Read through the records below and copy each line that uses the word "online".

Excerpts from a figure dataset
--- Start ---

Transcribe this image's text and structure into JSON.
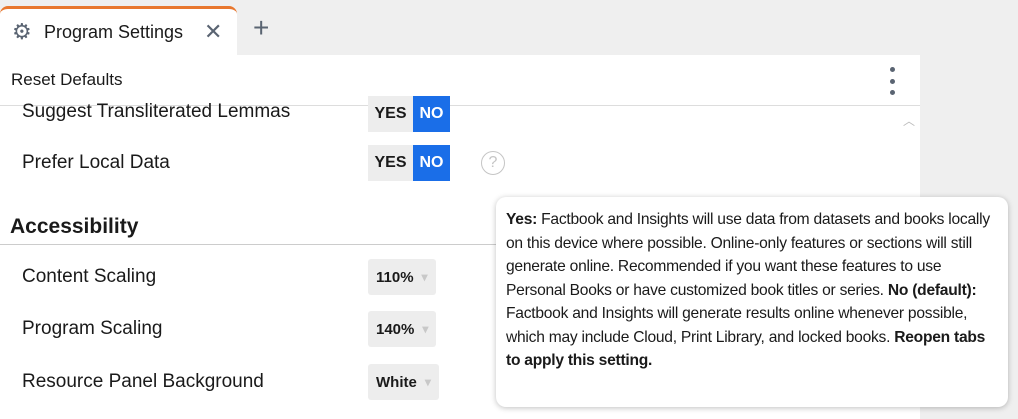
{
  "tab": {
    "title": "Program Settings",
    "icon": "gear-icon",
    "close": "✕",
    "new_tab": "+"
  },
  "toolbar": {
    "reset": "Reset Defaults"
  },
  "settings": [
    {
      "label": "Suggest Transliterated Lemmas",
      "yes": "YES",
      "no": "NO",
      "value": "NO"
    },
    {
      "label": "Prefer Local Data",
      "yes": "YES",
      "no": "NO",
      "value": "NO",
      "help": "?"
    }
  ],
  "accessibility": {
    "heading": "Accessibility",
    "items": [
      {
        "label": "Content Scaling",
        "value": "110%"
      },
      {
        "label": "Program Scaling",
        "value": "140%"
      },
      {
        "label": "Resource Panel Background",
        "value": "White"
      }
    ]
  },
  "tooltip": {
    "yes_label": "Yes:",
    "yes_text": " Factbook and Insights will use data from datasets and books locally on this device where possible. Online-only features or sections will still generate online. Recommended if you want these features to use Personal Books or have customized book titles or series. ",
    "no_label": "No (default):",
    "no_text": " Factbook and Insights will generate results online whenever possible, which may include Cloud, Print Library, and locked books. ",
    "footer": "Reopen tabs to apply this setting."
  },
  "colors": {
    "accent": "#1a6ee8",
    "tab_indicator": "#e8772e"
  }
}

--- End ---

**Solution to the problem:**
    "yes_text": " Factbook and Insights will use data from datasets and books locally on this device where possible. Online-only features or sections will still generate online. Recommended if you want these features to use Personal Books or have customized book titles or series. ",
    "no_text": " Factbook and Insights will generate results online whenever possible, which may include Cloud, Print Library, and locked books. ",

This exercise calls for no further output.